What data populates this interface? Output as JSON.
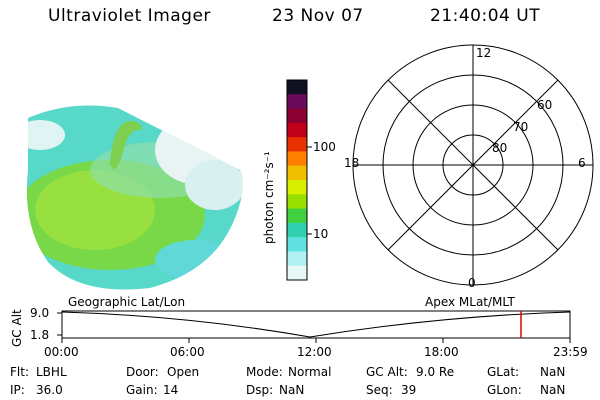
{
  "header": {
    "instrument": "Ultraviolet Imager",
    "date": "23 Nov 07",
    "time": "21:40:04 UT"
  },
  "colorbar": {
    "unit_label": "photon cm⁻²s⁻¹",
    "ticks": [
      "100",
      "10"
    ],
    "colors": [
      "#101020",
      "#6a0a5a",
      "#8a0030",
      "#c00018",
      "#e83000",
      "#ff8000",
      "#f0c000",
      "#d8f000",
      "#98e000",
      "#40d040",
      "#30d0b0",
      "#60e0e0",
      "#b0f0f0",
      "#e8f8f8"
    ]
  },
  "polar_plot": {
    "mlt_labels": {
      "top": "12",
      "left": "18",
      "right": "6",
      "bottom": "0"
    },
    "lat_labels": [
      "60",
      "70",
      "80"
    ]
  },
  "timeline": {
    "left_caption": "Geographic Lat/Lon",
    "right_caption": "Apex MLat/MLT",
    "y_axis_label": "GC Alt",
    "y_ticks": [
      "9.0",
      "1.8"
    ],
    "x_ticks": [
      "00:00",
      "06:00",
      "12:00",
      "18:00",
      "23:59"
    ],
    "marker_time_hours": 21.67,
    "marker_color": "#e00000"
  },
  "status": {
    "flt_label": "Flt:",
    "flt_value": "LBHL",
    "door_label": "Door:",
    "door_value": "Open",
    "mode_label": "Mode:",
    "mode_value": "Normal",
    "gcalt_label": "GC Alt:",
    "gcalt_value": "9.0 Re",
    "glat_label": "GLat:",
    "glat_value": "NaN",
    "ip_label": "IP:",
    "ip_value": "36.0",
    "gain_label": "Gain:",
    "gain_value": "14",
    "dsp_label": "Dsp:",
    "dsp_value": "NaN",
    "seq_label": "Seq:",
    "seq_value": "39",
    "glon_label": "GLon:",
    "glon_value": "NaN"
  }
}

☆ ☆ ☆ ☆

* GOAL: Reproduce each line word for word and drop the pictures.

* FULL OUTPUT:
What data populates this interface? Output as JSON.
{
  "header": {
    "instrument": "Ultraviolet Imager",
    "date": "23 Nov 07",
    "time": "21:40:04 UT"
  },
  "colorbar": {
    "unit_label": "photon cm⁻²s⁻¹",
    "ticks": [
      "100",
      "10"
    ],
    "colors": [
      "#101020",
      "#6a0a5a",
      "#8a0030",
      "#c00018",
      "#e83000",
      "#ff8000",
      "#f0c000",
      "#d8f000",
      "#98e000",
      "#40d040",
      "#30d0b0",
      "#60e0e0",
      "#b0f0f0",
      "#e8f8f8"
    ]
  },
  "polar_plot": {
    "mlt_labels": {
      "top": "12",
      "left": "18",
      "right": "6",
      "bottom": "0"
    },
    "lat_labels": [
      "60",
      "70",
      "80"
    ]
  },
  "timeline": {
    "left_caption": "Geographic Lat/Lon",
    "right_caption": "Apex MLat/MLT",
    "y_axis_label": "GC Alt",
    "y_ticks": [
      "9.0",
      "1.8"
    ],
    "x_ticks": [
      "00:00",
      "06:00",
      "12:00",
      "18:00",
      "23:59"
    ],
    "marker_time_hours": 21.67,
    "marker_color": "#e00000"
  },
  "status": {
    "flt_label": "Flt:",
    "flt_value": "LBHL",
    "door_label": "Door:",
    "door_value": "Open",
    "mode_label": "Mode:",
    "mode_value": "Normal",
    "gcalt_label": "GC Alt:",
    "gcalt_value": "9.0 Re",
    "glat_label": "GLat:",
    "glat_value": "NaN",
    "ip_label": "IP:",
    "ip_value": "36.0",
    "gain_label": "Gain:",
    "gain_value": "14",
    "dsp_label": "Dsp:",
    "dsp_value": "NaN",
    "seq_label": "Seq:",
    "seq_value": "39",
    "glon_label": "GLon:",
    "glon_value": "NaN"
  }
}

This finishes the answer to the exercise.